--- Problem description ---
Would you return the complete listing below word for word?

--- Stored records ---
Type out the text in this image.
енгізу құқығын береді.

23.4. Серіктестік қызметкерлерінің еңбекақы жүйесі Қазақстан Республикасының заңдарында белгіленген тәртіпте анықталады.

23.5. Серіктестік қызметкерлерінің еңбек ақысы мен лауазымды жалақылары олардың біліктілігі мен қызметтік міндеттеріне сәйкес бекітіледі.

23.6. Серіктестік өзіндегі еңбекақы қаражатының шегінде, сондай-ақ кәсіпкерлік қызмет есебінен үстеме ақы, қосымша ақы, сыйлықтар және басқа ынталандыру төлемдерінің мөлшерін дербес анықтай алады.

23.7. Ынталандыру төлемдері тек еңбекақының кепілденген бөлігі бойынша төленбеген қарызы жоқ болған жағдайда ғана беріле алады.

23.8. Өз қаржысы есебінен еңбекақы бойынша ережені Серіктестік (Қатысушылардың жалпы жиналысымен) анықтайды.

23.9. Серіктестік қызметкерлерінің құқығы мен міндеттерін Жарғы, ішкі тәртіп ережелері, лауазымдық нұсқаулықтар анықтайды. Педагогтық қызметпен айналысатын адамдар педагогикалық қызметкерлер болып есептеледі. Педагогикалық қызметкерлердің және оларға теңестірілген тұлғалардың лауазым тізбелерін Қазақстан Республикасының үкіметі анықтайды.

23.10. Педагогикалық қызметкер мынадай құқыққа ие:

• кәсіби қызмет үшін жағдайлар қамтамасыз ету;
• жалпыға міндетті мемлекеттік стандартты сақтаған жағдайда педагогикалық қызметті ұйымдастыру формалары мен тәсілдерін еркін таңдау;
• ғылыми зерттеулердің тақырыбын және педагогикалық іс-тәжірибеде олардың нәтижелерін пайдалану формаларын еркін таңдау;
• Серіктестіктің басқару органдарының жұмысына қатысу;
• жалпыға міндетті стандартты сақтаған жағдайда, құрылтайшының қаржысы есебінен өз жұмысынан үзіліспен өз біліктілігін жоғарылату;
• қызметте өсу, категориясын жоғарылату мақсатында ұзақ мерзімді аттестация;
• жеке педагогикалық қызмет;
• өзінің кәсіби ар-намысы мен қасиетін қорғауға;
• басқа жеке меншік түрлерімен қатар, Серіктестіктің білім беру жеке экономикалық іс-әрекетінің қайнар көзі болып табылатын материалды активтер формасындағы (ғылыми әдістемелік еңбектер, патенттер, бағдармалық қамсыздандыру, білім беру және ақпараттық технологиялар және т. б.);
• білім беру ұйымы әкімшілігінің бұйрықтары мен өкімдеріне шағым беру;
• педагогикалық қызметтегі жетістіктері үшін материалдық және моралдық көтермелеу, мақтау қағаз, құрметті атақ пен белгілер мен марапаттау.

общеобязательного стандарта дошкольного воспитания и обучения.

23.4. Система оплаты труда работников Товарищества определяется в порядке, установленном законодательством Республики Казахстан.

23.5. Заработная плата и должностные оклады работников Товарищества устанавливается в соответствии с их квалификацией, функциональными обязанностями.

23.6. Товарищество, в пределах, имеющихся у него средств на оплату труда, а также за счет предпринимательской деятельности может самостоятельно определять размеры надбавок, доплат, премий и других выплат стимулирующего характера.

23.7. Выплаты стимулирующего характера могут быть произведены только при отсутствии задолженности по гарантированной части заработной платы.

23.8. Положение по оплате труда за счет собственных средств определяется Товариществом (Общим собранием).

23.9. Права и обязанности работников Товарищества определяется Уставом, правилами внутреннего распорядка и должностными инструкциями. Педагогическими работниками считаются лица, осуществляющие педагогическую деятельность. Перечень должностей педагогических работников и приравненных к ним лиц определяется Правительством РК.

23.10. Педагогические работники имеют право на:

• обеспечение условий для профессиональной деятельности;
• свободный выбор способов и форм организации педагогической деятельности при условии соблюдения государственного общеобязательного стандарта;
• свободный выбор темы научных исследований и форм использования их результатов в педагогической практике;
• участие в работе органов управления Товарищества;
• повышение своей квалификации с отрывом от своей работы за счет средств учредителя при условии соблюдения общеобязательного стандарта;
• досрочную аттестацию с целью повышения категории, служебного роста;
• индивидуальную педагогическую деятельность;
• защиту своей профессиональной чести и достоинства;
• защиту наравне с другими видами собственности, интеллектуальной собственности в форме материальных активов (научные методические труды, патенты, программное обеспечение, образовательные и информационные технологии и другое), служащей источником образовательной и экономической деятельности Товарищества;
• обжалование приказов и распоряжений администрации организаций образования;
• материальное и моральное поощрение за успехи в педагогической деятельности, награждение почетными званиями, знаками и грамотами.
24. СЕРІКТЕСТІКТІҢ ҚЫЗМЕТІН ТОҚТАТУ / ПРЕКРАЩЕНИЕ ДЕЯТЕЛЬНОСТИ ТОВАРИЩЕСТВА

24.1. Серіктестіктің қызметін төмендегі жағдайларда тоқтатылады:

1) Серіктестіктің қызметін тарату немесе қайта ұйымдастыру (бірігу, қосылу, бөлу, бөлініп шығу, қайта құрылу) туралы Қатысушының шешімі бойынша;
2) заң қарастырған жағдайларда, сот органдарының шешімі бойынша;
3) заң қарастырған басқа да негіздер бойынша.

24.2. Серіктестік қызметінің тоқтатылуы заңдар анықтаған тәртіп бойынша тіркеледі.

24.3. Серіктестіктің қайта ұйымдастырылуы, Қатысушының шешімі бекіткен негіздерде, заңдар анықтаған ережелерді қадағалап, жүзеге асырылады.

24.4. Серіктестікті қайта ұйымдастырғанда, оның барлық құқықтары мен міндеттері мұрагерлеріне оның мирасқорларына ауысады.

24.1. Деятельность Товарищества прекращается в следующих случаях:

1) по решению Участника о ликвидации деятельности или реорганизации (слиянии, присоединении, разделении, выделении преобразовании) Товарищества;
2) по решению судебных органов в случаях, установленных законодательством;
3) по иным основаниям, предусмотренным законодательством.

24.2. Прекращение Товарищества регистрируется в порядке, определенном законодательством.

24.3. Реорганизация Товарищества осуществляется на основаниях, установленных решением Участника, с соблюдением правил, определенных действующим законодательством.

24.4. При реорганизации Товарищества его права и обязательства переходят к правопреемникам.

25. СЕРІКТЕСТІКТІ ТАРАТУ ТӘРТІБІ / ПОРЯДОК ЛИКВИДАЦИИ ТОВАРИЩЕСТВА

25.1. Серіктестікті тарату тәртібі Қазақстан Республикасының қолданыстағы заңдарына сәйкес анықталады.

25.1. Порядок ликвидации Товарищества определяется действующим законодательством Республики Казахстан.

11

--- Task result ---
Type out the text in this image.
енгізу құқығын береді.

23.4. Серіктестік қызметкерлерінің еңбекақы жүйесі Қазақстан Республикасының заңдарында белгіленген тәртіпте анықталады.

23.5. Серіктестік қызметкерлерінің еңбек ақысы мен лауазымды жалақылары олардың біліктілігі мен қызметтік міндеттеріне сәйкес бекітіледі.

23.6. Серіктестік өзіндегі еңбекақы қаражатының шегінде, сондай-ақ кәсіпкерлік қызмет есебінен үстеме ақы, қосымша ақы, сыйлықтар және басқа ынталандыру төлемдерінің мөлшерін дербес анықтай алады.

23.7. Ынталандыру төлемдері тек еңбекақының кепілденген бөлігі бойынша төленбеген қарызы жоқ болған жағдайда ғана беріле алады.

23.8. Өз қаржысы есебінен еңбекақы бойынша ережені Серіктестік (Қатысушылардың жалпы жиналысымен) анықтайды.

23.9. Серіктестік қызметкерлерінің құқығы мен міндеттерін Жарғы, ішкі тәртіп ережелері, лауазымдық нұсқаулықтар анықтайды. Педагогтық қызметпен айналысатын адамдар педагогикалық қызметкерлер болып есептеледі. Педагогикалық қызметкерлердің және оларға теңестірілген тұлғалардың лауазым тізбелерін Қазақстан Республикасының үкіметі анықтайды.

23.10. Педагогикалық қызметкер мынадай құқыққа ие:

• кәсіби қызмет үшін жағдайлар қамтамасыз ету;
• жалпыға міндетті мемлекеттік стандартты сақтаған жағдайда педагогикалық қызметті ұйымдастыру формалары мен тәсілдерін еркін таңдау;
• ғылыми зерттеулердің тақырыбын және педагогикалық іс-тәжірибеде олардың нәтижелерін пайдалану формаларын еркін таңдау;
• Серіктестіктің басқару органдарының жұмысына қатысу;
• жалпыға міндетті стандартты сақтаған жағдайда, құрылтайшының қаржысы есебінен өз жұмысынан үзіліспен өз біліктілігін жоғарылату;
• қызметте өсу, категориясын жоғарылату мақсатында ұзақ мерзімді аттестация;
• жеке педагогикалық қызмет;
• өзінің кәсіби ар-намысы мен қасиетін қорғауға;
• басқа жеке меншік түрлерімен қатар, Серіктестіктің білім беру жеке экономикалық іс-әрекетінің қайнар көзі болып табылатын материалды активтер формасындағы (ғылыми әдістемелік еңбектер, патенттер, бағдармалық қамсыздандыру, білім беру және ақпараттық технологиялар және т. б.);
• білім беру ұйымы әкімшілігінің бұйрықтары мен өкімдеріне шағым беру;
• педагогикалық қызметтегі жетістіктері үшін материалдық және моралдық көтермелеу, мақтау қағаз, құрметті атақ пен белгілер мен марапаттау.

общеобязательного стандарта дошкольного воспитания и обучения.

23.4. Система оплаты труда работников Товарищества определяется в порядке, установленном законодательством Республики Казахстан.

23.5. Заработная плата и должностные оклады работников Товарищества устанавливается в соответствии с их квалификацией, функциональными обязанностями.

23.6. Товарищество, в пределах, имеющихся у него средств на оплату труда, а также за счет предпринимательской деятельности может самостоятельно определять размеры надбавок, доплат, премий и других выплат стимулирующего характера.

23.7. Выплаты стимулирующего характера могут быть произведены только при отсутствии задолженности по гарантированной части заработной платы.

23.8. Положение по оплате труда за счет собственных средств определяется Товариществом (Общим собранием).

23.9. Права и обязанности работников Товарищества определяется Уставом, правилами внутреннего распорядка и должностными инструкциями. Педагогическими работниками считаются лица, осуществляющие педагогическую деятельность. Перечень должностей педагогических работников и приравненных к ним лиц определяется Правительством РК.

23.10. Педагогические работники имеют право на:

• обеспечение условий для профессиональной деятельности;
• свободный выбор способов и форм организации педагогической деятельности при условии соблюдения государственного общеобязательного стандарта;
• свободный выбор темы научных исследований и форм использования их результатов в педагогической практике;
• участие в работе органов управления Товарищества;
• повышение своей квалификации с отрывом от своей работы за счет средств учредителя при условии соблюдения общеобязательного стандарта;
• досрочную аттестацию с целью повышения категории, служебного роста;
• индивидуальную педагогическую деятельность;
• защиту своей профессиональной чести и достоинства;
• защиту наравне с другими видами собственности, интеллектуальной собственности в форме материальных активов (научные методические труды, патенты, программное обеспечение, образовательные и информационные технологии и другое), служащей источником образовательной и экономической деятельности Товарищества;
• обжалование приказов и распоряжений администрации организаций образования;
• материальное и моральное поощрение за успехи в педагогической деятельности, награждение почетными званиями, знаками и грамотами.
24. СЕРІКТЕСТІКТІҢ ҚЫЗМЕТІН ТОҚТАТУ / ПРЕКРАЩЕНИЕ ДЕЯТЕЛЬНОСТИ ТОВАРИЩЕСТВА

24.1. Серіктестіктің қызметін төмендегі жағдайларда тоқтатылады:

1) Серіктестіктің қызметін тарату немесе қайта ұйымдастыру (бірігу, қосылу, бөлу, бөлініп шығу, қайта құрылу) туралы Қатысушының шешімі бойынша;
2) заң қарастырған жағдайларда, сот органдарының шешімі бойынша;
3) заң қарастырған басқа да негіздер бойынша.

24.2. Серіктестік қызметінің тоқтатылуы заңдар анықтаған тәртіп бойынша тіркеледі.

24.3. Серіктестіктің қайта ұйымдастырылуы, Қатысушының шешімі бекіткен негіздерде, заңдар анықтаған ережелерді қадағалап, жүзеге асырылады.

24.4. Серіктестікті қайта ұйымдастырғанда, оның барлық құқықтары мен міндеттері мұрагерлеріне оның мирасқорларына ауысады.

24.1. Деятельность Товарищества прекращается в следующих случаях:

1) по решению Участника о ликвидации деятельности или реорганизации (слиянии, присоединении, разделении, выделении преобразовании) Товарищества;
2) по решению судебных органов в случаях, установленных законодательством;
3) по иным основаниям, предусмотренным законодательством.

24.2. Прекращение Товарищества регистрируется в порядке, определенном законодательством.

24.3. Реорганизация Товарищества осуществляется на основаниях, установленных решением Участника, с соблюдением правил, определенных действующим законодательством.

24.4. При реорганизации Товарищества его права и обязательства переходят к правопреемникам.

25. СЕРІКТЕСТІКТІ ТАРАТУ ТӘРТІБІ / ПОРЯДОК ЛИКВИДАЦИИ ТОВАРИЩЕСТВА

25.1. Серіктестікті тарату тәртібі Қазақстан Республикасының қолданыстағы заңдарына сәйкес анықталады.

25.1. Порядок ликвидации Товарищества определяется действующим законодательством Республики Казахстан.

11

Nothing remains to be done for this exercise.